Gather the lines from the material that contain "label".

★ ★ ★ ★

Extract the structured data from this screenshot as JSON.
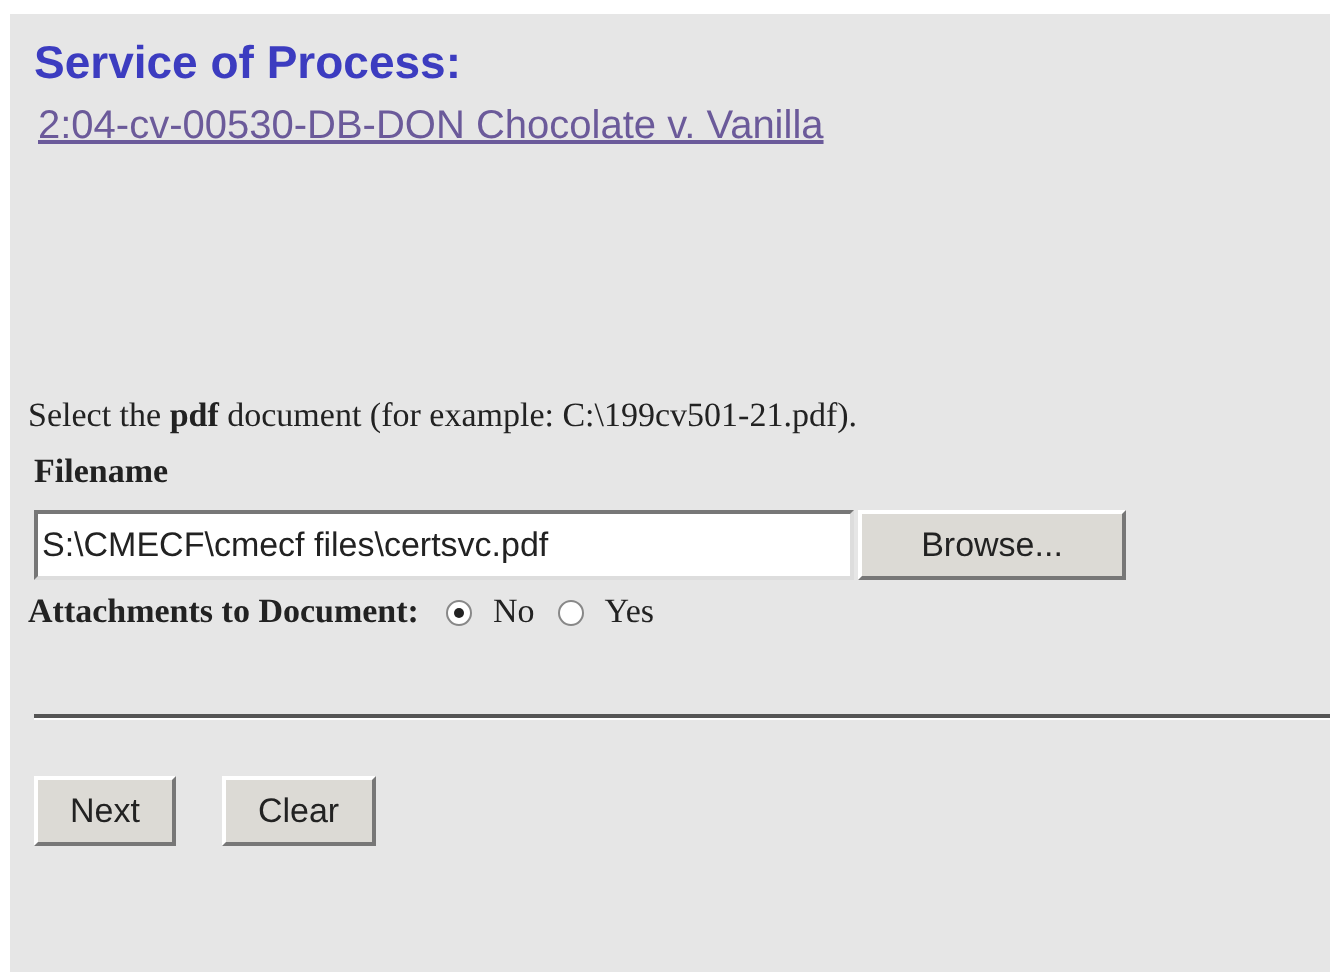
{
  "heading": "Service of Process:",
  "case_link": "2:04-cv-00530-DB-DON Chocolate v. Vanilla",
  "instruction": "Select the **pdf** document (for example: C:\\199cv501-21.pdf).",
  "filename": {
    "label": "Filename",
    "value": "S:\\CMECF\\cmecf files\\certsvc.pdf",
    "browse_button": "Browse..."
  },
  "attachments": {
    "label": "Attachments to Document:",
    "options": [
      {
        "label": "No",
        "selected": true
      },
      {
        "label": "Yes",
        "selected": false
      }
    ]
  },
  "buttons": [
    "Next",
    "Clear"
  ]
}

★ ★ ★ ★

■ ANSWER FOR THE TASK ■
    "label": "Filename",
    "label": "Attachments to Document:",
        "label": "No",
        "label": "Yes",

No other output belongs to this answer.